Every record below should be transcribed exactly. Omit the images.
•••
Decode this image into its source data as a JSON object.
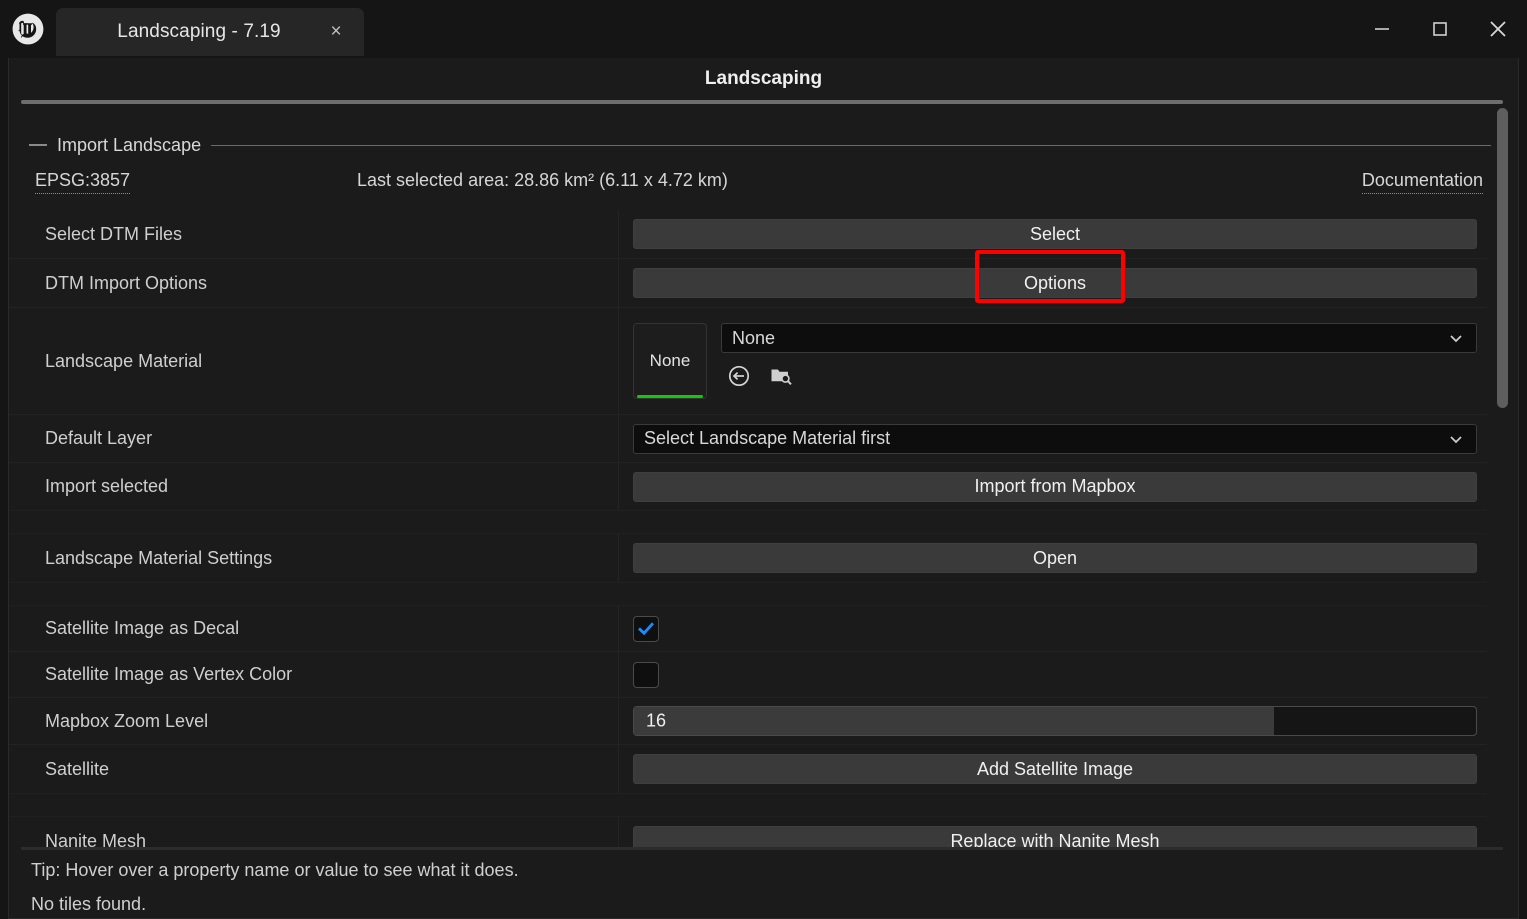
{
  "titlebar": {
    "logo_icon": "unreal-engine-logo",
    "tab_title": "Landscaping - 7.19",
    "tab_close_icon": "×",
    "minimize_icon": "minimize-icon",
    "maximize_icon": "maximize-icon",
    "close_icon": "close-icon"
  },
  "panel": {
    "title": "Landscaping"
  },
  "section": {
    "label": "Import Landscape"
  },
  "info": {
    "epsg": "EPSG:3857",
    "area": "Last selected area: 28.86 km² (6.11 x 4.72 km)",
    "documentation": "Documentation"
  },
  "rows": {
    "select_dtm_files": {
      "label": "Select DTM Files",
      "button": "Select"
    },
    "dtm_import_options": {
      "label": "DTM Import Options",
      "button": "Options"
    },
    "landscape_material": {
      "label": "Landscape Material",
      "thumb": "None",
      "combo_value": "None",
      "use_selected_icon": "use-selected-asset-icon",
      "browse_icon": "browse-to-asset-icon"
    },
    "default_layer": {
      "label": "Default Layer",
      "combo_value": "Select Landscape Material first"
    },
    "import_selected": {
      "label": "Import selected",
      "button": "Import from Mapbox"
    },
    "landscape_material_settings": {
      "label": "Landscape Material Settings",
      "button": "Open"
    },
    "satellite_decal": {
      "label": "Satellite Image as Decal",
      "checked": true
    },
    "satellite_vertex_color": {
      "label": "Satellite Image as Vertex Color",
      "checked": false
    },
    "mapbox_zoom_level": {
      "label": "Mapbox Zoom Level",
      "value": "16",
      "fill_percent": 76
    },
    "satellite": {
      "label": "Satellite",
      "button": "Add Satellite Image"
    },
    "nanite_mesh": {
      "label": "Nanite Mesh",
      "button": "Replace with Nanite Mesh"
    }
  },
  "footer": {
    "tip": "Tip: Hover over a property name or value to see what it does.",
    "status": "No tiles found."
  },
  "colors": {
    "highlight": "#fe0000",
    "checkbox_check": "#1a8cff",
    "thumb_accent": "#16c60c",
    "window_bg": "#1b1b1b",
    "button_bg": "#3a3a3a"
  }
}
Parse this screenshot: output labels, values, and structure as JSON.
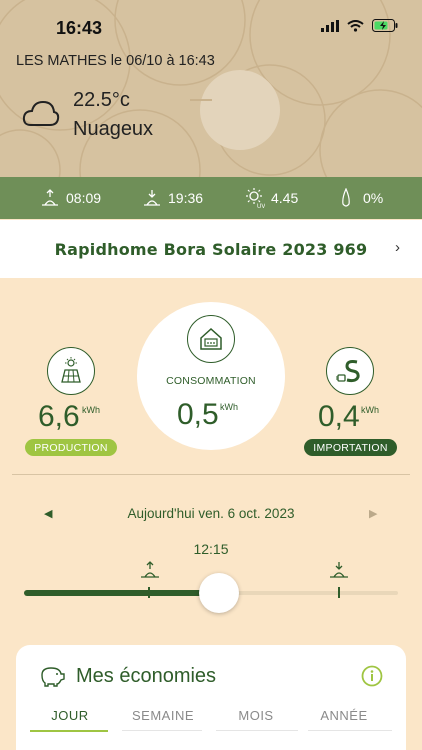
{
  "status_bar": {
    "time": "16:43"
  },
  "weather": {
    "location_line": "LES MATHES le 06/10 à 16:43",
    "temperature": "22.5°c",
    "condition": "Nuageux",
    "sunrise": "08:09",
    "sunset": "19:36",
    "uv": "4.45",
    "rain": "0%"
  },
  "device": {
    "name": "Rapidhome Bora Solaire 2023 969"
  },
  "energy": {
    "production": {
      "value": "6,6",
      "unit": "kWh",
      "label": "PRODUCTION"
    },
    "consumption": {
      "value": "0,5",
      "unit": "kWh",
      "label": "CONSOMMATION"
    },
    "importation": {
      "value": "0,4",
      "unit": "kWh",
      "label": "IMPORTATION"
    }
  },
  "timeline": {
    "date": "Aujourd'hui ven. 6 oct. 2023",
    "current_time": "12:15"
  },
  "savings": {
    "title": "Mes économies",
    "tabs": [
      "JOUR",
      "SEMAINE",
      "MOIS",
      "ANNÉE"
    ]
  },
  "colors": {
    "accent_green": "#2f5d2a",
    "light_green": "#9fc542",
    "band": "#6f8f58",
    "background": "#fbe6c8"
  }
}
•••
■ Exercise output
Decode this image into its source data as a JSON object.
{
  "titlebar": {
    "logo_icon": "unreal-engine-logo",
    "tab_title": "Landscaping - 7.19",
    "tab_close_icon": "×",
    "minimize_icon": "minimize-icon",
    "maximize_icon": "maximize-icon",
    "close_icon": "close-icon"
  },
  "panel": {
    "title": "Landscaping"
  },
  "section": {
    "label": "Import Landscape"
  },
  "info": {
    "epsg": "EPSG:3857",
    "area": "Last selected area: 28.86 km² (6.11 x 4.72 km)",
    "documentation": "Documentation"
  },
  "rows": {
    "select_dtm_files": {
      "label": "Select DTM Files",
      "button": "Select"
    },
    "dtm_import_options": {
      "label": "DTM Import Options",
      "button": "Options"
    },
    "landscape_material": {
      "label": "Landscape Material",
      "thumb": "None",
      "combo_value": "None",
      "use_selected_icon": "use-selected-asset-icon",
      "browse_icon": "browse-to-asset-icon"
    },
    "default_layer": {
      "label": "Default Layer",
      "combo_value": "Select Landscape Material first"
    },
    "import_selected": {
      "label": "Import selected",
      "button": "Import from Mapbox"
    },
    "landscape_material_settings": {
      "label": "Landscape Material Settings",
      "button": "Open"
    },
    "satellite_decal": {
      "label": "Satellite Image as Decal",
      "checked": true
    },
    "satellite_vertex_color": {
      "label": "Satellite Image as Vertex Color",
      "checked": false
    },
    "mapbox_zoom_level": {
      "label": "Mapbox Zoom Level",
      "value": "16",
      "fill_percent": 76
    },
    "satellite": {
      "label": "Satellite",
      "button": "Add Satellite Image"
    },
    "nanite_mesh": {
      "label": "Nanite Mesh",
      "button": "Replace with Nanite Mesh"
    }
  },
  "footer": {
    "tip": "Tip: Hover over a property name or value to see what it does.",
    "status": "No tiles found."
  },
  "colors": {
    "highlight": "#fe0000",
    "checkbox_check": "#1a8cff",
    "thumb_accent": "#16c60c",
    "window_bg": "#1b1b1b",
    "button_bg": "#3a3a3a"
  }
}
Parse this screenshot: output labels, values, and structure as JSON.
{
  "status_bar": {
    "time": "16:43"
  },
  "weather": {
    "location_line": "LES MATHES le 06/10 à 16:43",
    "temperature": "22.5°c",
    "condition": "Nuageux",
    "sunrise": "08:09",
    "sunset": "19:36",
    "uv": "4.45",
    "rain": "0%"
  },
  "device": {
    "name": "Rapidhome Bora Solaire 2023 969"
  },
  "energy": {
    "production": {
      "value": "6,6",
      "unit": "kWh",
      "label": "PRODUCTION"
    },
    "consumption": {
      "value": "0,5",
      "unit": "kWh",
      "label": "CONSOMMATION"
    },
    "importation": {
      "value": "0,4",
      "unit": "kWh",
      "label": "IMPORTATION"
    }
  },
  "timeline": {
    "date": "Aujourd'hui ven. 6 oct. 2023",
    "current_time": "12:15"
  },
  "savings": {
    "title": "Mes économies",
    "tabs": [
      "JOUR",
      "SEMAINE",
      "MOIS",
      "ANNÉE"
    ]
  },
  "colors": {
    "accent_green": "#2f5d2a",
    "light_green": "#9fc542",
    "band": "#6f8f58",
    "background": "#fbe6c8"
  }
}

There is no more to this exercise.